» OBJECTIVE: Output the data exactly, with every line intact.

□ □ □

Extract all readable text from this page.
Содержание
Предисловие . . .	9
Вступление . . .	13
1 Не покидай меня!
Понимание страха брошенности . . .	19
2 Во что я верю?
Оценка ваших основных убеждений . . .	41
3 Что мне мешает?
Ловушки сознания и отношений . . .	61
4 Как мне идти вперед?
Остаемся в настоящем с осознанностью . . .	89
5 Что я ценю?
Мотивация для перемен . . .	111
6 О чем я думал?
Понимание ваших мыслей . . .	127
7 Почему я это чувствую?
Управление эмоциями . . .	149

□ □ □

» ANSWER TO THE PROBLEM:
Extract all readable text from this page.
Содержание
Предисловие . . .	9
Вступление . . .	13
1 Не покидай меня!
Понимание страха брошенности . . .	19
2 Во что я верю?
Оценка ваших основных убеждений . . .	41
3 Что мне мешает?
Ловушки сознания и отношений . . .	61
4 Как мне идти вперед?
Остаемся в настоящем с осознанностью . . .	89
5 Что я ценю?
Мотивация для перемен . . .	111
6 О чем я думал?
Понимание ваших мыслей . . .	127
7 Почему я это чувствую?
Управление эмоциями . . .	149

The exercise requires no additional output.